| What the exercise asks |
Every entry below must be repeated exactly; skip the pictures.

§

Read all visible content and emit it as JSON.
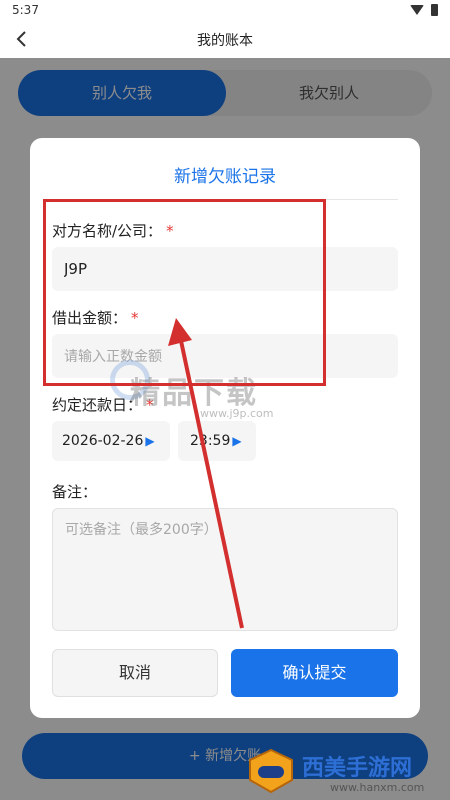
{
  "status_bar": {
    "time": "5:37"
  },
  "nav": {
    "title": "我的账本"
  },
  "background": {
    "tab_active": "别人欠我",
    "tab_inactive": "我欠别人",
    "add_button": "+ 新增欠账"
  },
  "dialog": {
    "title": "新增欠账记录",
    "fields": {
      "counterparty": {
        "label": "对方名称/公司：",
        "required": "*",
        "value": "J9P"
      },
      "amount": {
        "label": "借出金额：",
        "required": "*",
        "placeholder": "请输入正数金额"
      },
      "due_date": {
        "label": "约定还款日：",
        "required": "*",
        "date": "2026-02-26",
        "time": "23:59"
      },
      "note": {
        "label": "备注：",
        "placeholder": "可选备注（最多200字）"
      }
    },
    "cancel": "取消",
    "confirm": "确认提交"
  },
  "watermark": {
    "text": "精品下载",
    "url": "www.j9p.com"
  },
  "corner_brand": {
    "title": "西美手游网",
    "url": "www.hanxm.com"
  },
  "colors": {
    "accent": "#1a73e8",
    "required": "#e53935",
    "annotation": "#d32f2f"
  }
}
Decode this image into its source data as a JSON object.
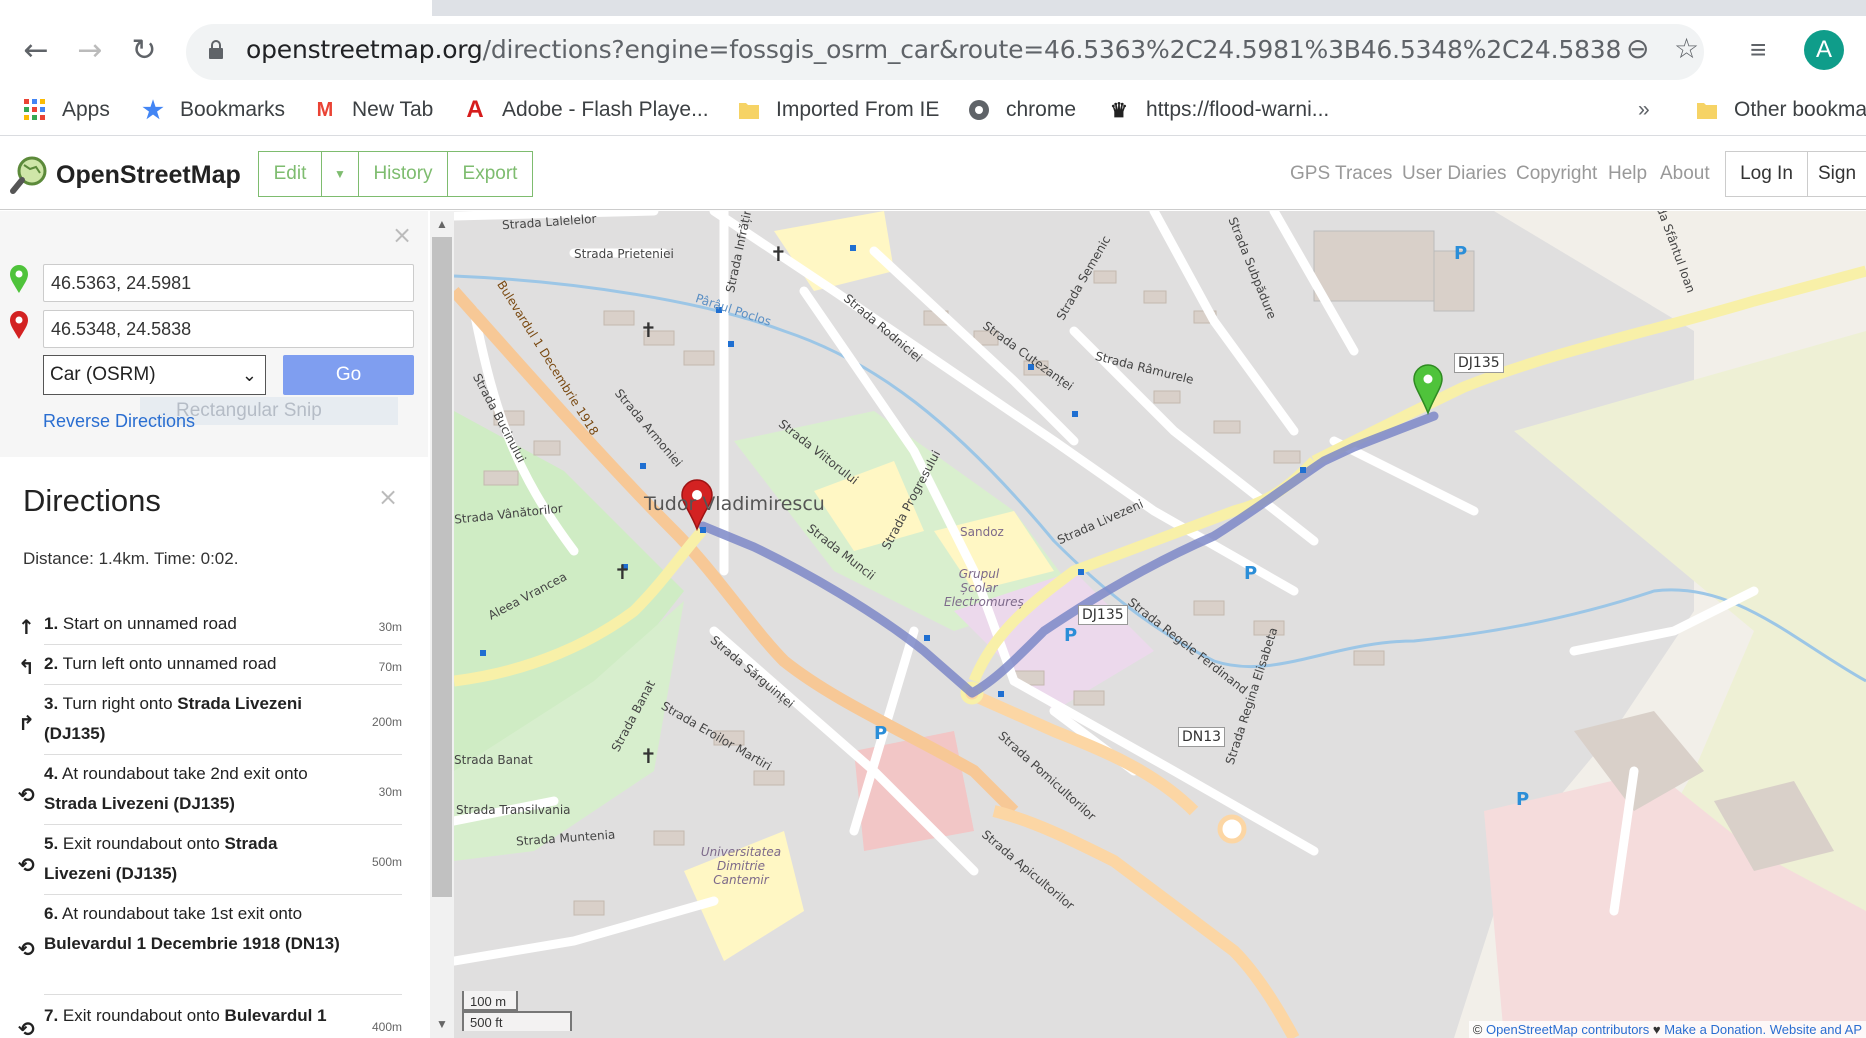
{
  "browser": {
    "url_host": "openstreetmap.org",
    "url_path": "/directions?engine=fossgis_osrm_car&route=46.5363%2C24.5981%3B46.5348%2C24.5838",
    "avatar_letter": "A"
  },
  "bookmarks": [
    {
      "label": "Apps"
    },
    {
      "label": "Bookmarks"
    },
    {
      "label": "New Tab"
    },
    {
      "label": "Adobe - Flash Playe..."
    },
    {
      "label": "Imported From IE"
    },
    {
      "label": "chrome"
    },
    {
      "label": "https://flood-warni..."
    },
    {
      "label": "Other bookma"
    }
  ],
  "bookmarks_overflow": "»",
  "osm": {
    "title": "OpenStreetMap",
    "edit": "Edit",
    "history": "History",
    "export": "Export",
    "nav": [
      "GPS Traces",
      "User Diaries",
      "Copyright",
      "Help",
      "About"
    ],
    "login": "Log In",
    "signup": "Sign"
  },
  "route": {
    "from": "46.5363, 24.5981",
    "to": "46.5348, 24.5838",
    "engine": "Car (OSRM)",
    "go": "Go",
    "reverse": "Reverse Directions",
    "snip_ghost": "Rectangular Snip"
  },
  "directions": {
    "title": "Directions",
    "summary": "Distance: 1.4km. Time: 0:02.",
    "steps": [
      {
        "num": "1.",
        "text": "Start on unnamed road",
        "bold": "",
        "dist": "30m",
        "icon": "straight-icon"
      },
      {
        "num": "2.",
        "text": "Turn left onto unnamed road",
        "bold": "",
        "dist": "70m",
        "icon": "turn-left-icon"
      },
      {
        "num": "3.",
        "text": "Turn right onto ",
        "bold": "Strada Livezeni (DJ135)",
        "dist": "200m",
        "icon": "turn-right-icon"
      },
      {
        "num": "4.",
        "text": "At roundabout take 2nd exit onto ",
        "bold": "Strada Livezeni (DJ135)",
        "dist": "30m",
        "icon": "roundabout-icon"
      },
      {
        "num": "5.",
        "text": "Exit roundabout onto ",
        "bold": "Strada Livezeni (DJ135)",
        "dist": "500m",
        "icon": "roundabout-icon"
      },
      {
        "num": "6.",
        "text": "At roundabout take 1st exit onto ",
        "bold": "Bulevardul 1 Decembrie 1918 (DN13)",
        "dist": "",
        "icon": "roundabout-icon"
      },
      {
        "num": "7.",
        "text": "Exit roundabout onto ",
        "bold": "Bulevardul 1",
        "dist": "400m",
        "icon": "roundabout-icon"
      }
    ]
  },
  "map": {
    "place_label": "Tudor Vladimirescu",
    "streets": [
      "Strada Lalelelor",
      "Strada Prieteniei",
      "Pârâul Poclos",
      "Strada Infrățirii",
      "Strada Rodniciei",
      "Strada Cutezanței",
      "Strada Râmurele",
      "Strada Semenic",
      "Strada Subpădure",
      "Bulevardul 1 Decembrie 1918",
      "Strada Bucinului",
      "Strada Armoniei",
      "Strada Vânătorilor",
      "Strada Viitorului",
      "Strada Progresului",
      "Strada Muncii",
      "Strada Livezeni",
      "Aleea Vrancea",
      "Strada Sărguinței",
      "Strada Banat",
      "Strada Banat",
      "Strada Eroilor Martiri",
      "Strada Transilvania",
      "Strada Muntenia",
      "Strada Pomicultorilor",
      "Strada Apicultorilor",
      "Strada Regele Ferdinand",
      "Strada Regina Elisabeta",
      "Strada Sfântul Ioan"
    ],
    "pois": [
      "Sandoz",
      "Grupul Școlar Electromureș",
      "Universitatea Dimitrie Cantemir"
    ],
    "shields": [
      "DJ135",
      "DJ135",
      "DN13"
    ],
    "scale_m": "100 m",
    "scale_ft": "500 ft",
    "attribution_prefix": "© ",
    "attribution_osm": "OpenStreetMap contributors",
    "attribution_heart": " ♥ ",
    "attribution_donate": "Make a Donation",
    "attribution_rest": ". Website and AP"
  },
  "colors": {
    "osm_green": "#7ebc6f",
    "route_line": "#7c88c8",
    "go_button": "#7f9ef0",
    "start_pin": "#4fc33b",
    "end_pin": "#d32222"
  }
}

§

| Task solution |
Read all visible content and emit it as JSON.
{
  "status_bar": {
    "time": "5:37"
  },
  "nav": {
    "title": "我的账本"
  },
  "background": {
    "tab_active": "别人欠我",
    "tab_inactive": "我欠别人",
    "add_button": "+ 新增欠账"
  },
  "dialog": {
    "title": "新增欠账记录",
    "fields": {
      "counterparty": {
        "label": "对方名称/公司：",
        "required": "*",
        "value": "J9P"
      },
      "amount": {
        "label": "借出金额：",
        "required": "*",
        "placeholder": "请输入正数金额"
      },
      "due_date": {
        "label": "约定还款日：",
        "required": "*",
        "date": "2026-02-26",
        "time": "23:59"
      },
      "note": {
        "label": "备注：",
        "placeholder": "可选备注（最多200字）"
      }
    },
    "cancel": "取消",
    "confirm": "确认提交"
  },
  "watermark": {
    "text": "精品下载",
    "url": "www.j9p.com"
  },
  "corner_brand": {
    "title": "西美手游网",
    "url": "www.hanxm.com"
  },
  "colors": {
    "accent": "#1a73e8",
    "required": "#e53935",
    "annotation": "#d32f2f"
  }
}
Decode this image into its source data as a JSON object.
{
  "browser": {
    "url_host": "openstreetmap.org",
    "url_path": "/directions?engine=fossgis_osrm_car&route=46.5363%2C24.5981%3B46.5348%2C24.5838",
    "avatar_letter": "A"
  },
  "bookmarks": [
    {
      "label": "Apps"
    },
    {
      "label": "Bookmarks"
    },
    {
      "label": "New Tab"
    },
    {
      "label": "Adobe - Flash Playe..."
    },
    {
      "label": "Imported From IE"
    },
    {
      "label": "chrome"
    },
    {
      "label": "https://flood-warni..."
    },
    {
      "label": "Other bookma"
    }
  ],
  "bookmarks_overflow": "»",
  "osm": {
    "title": "OpenStreetMap",
    "edit": "Edit",
    "history": "History",
    "export": "Export",
    "nav": [
      "GPS Traces",
      "User Diaries",
      "Copyright",
      "Help",
      "About"
    ],
    "login": "Log In",
    "signup": "Sign"
  },
  "route": {
    "from": "46.5363, 24.5981",
    "to": "46.5348, 24.5838",
    "engine": "Car (OSRM)",
    "go": "Go",
    "reverse": "Reverse Directions",
    "snip_ghost": "Rectangular Snip"
  },
  "directions": {
    "title": "Directions",
    "summary": "Distance: 1.4km. Time: 0:02.",
    "steps": [
      {
        "num": "1.",
        "text": "Start on unnamed road",
        "bold": "",
        "dist": "30m",
        "icon": "straight-icon"
      },
      {
        "num": "2.",
        "text": "Turn left onto unnamed road",
        "bold": "",
        "dist": "70m",
        "icon": "turn-left-icon"
      },
      {
        "num": "3.",
        "text": "Turn right onto ",
        "bold": "Strada Livezeni (DJ135)",
        "dist": "200m",
        "icon": "turn-right-icon"
      },
      {
        "num": "4.",
        "text": "At roundabout take 2nd exit onto ",
        "bold": "Strada Livezeni (DJ135)",
        "dist": "30m",
        "icon": "roundabout-icon"
      },
      {
        "num": "5.",
        "text": "Exit roundabout onto ",
        "bold": "Strada Livezeni (DJ135)",
        "dist": "500m",
        "icon": "roundabout-icon"
      },
      {
        "num": "6.",
        "text": "At roundabout take 1st exit onto ",
        "bold": "Bulevardul 1 Decembrie 1918 (DN13)",
        "dist": "",
        "icon": "roundabout-icon"
      },
      {
        "num": "7.",
        "text": "Exit roundabout onto ",
        "bold": "Bulevardul 1",
        "dist": "400m",
        "icon": "roundabout-icon"
      }
    ]
  },
  "map": {
    "place_label": "Tudor Vladimirescu",
    "streets": [
      "Strada Lalelelor",
      "Strada Prieteniei",
      "Pârâul Poclos",
      "Strada Infrățirii",
      "Strada Rodniciei",
      "Strada Cutezanței",
      "Strada Râmurele",
      "Strada Semenic",
      "Strada Subpădure",
      "Bulevardul 1 Decembrie 1918",
      "Strada Bucinului",
      "Strada Armoniei",
      "Strada Vânătorilor",
      "Strada Viitorului",
      "Strada Progresului",
      "Strada Muncii",
      "Strada Livezeni",
      "Aleea Vrancea",
      "Strada Sărguinței",
      "Strada Banat",
      "Strada Banat",
      "Strada Eroilor Martiri",
      "Strada Transilvania",
      "Strada Muntenia",
      "Strada Pomicultorilor",
      "Strada Apicultorilor",
      "Strada Regele Ferdinand",
      "Strada Regina Elisabeta",
      "Strada Sfântul Ioan"
    ],
    "pois": [
      "Sandoz",
      "Grupul Școlar Electromureș",
      "Universitatea Dimitrie Cantemir"
    ],
    "shields": [
      "DJ135",
      "DJ135",
      "DN13"
    ],
    "scale_m": "100 m",
    "scale_ft": "500 ft",
    "attribution_prefix": "© ",
    "attribution_osm": "OpenStreetMap contributors",
    "attribution_heart": " ♥ ",
    "attribution_donate": "Make a Donation",
    "attribution_rest": ". Website and AP"
  },
  "colors": {
    "osm_green": "#7ebc6f",
    "route_line": "#7c88c8",
    "go_button": "#7f9ef0",
    "start_pin": "#4fc33b",
    "end_pin": "#d32222"
  }
}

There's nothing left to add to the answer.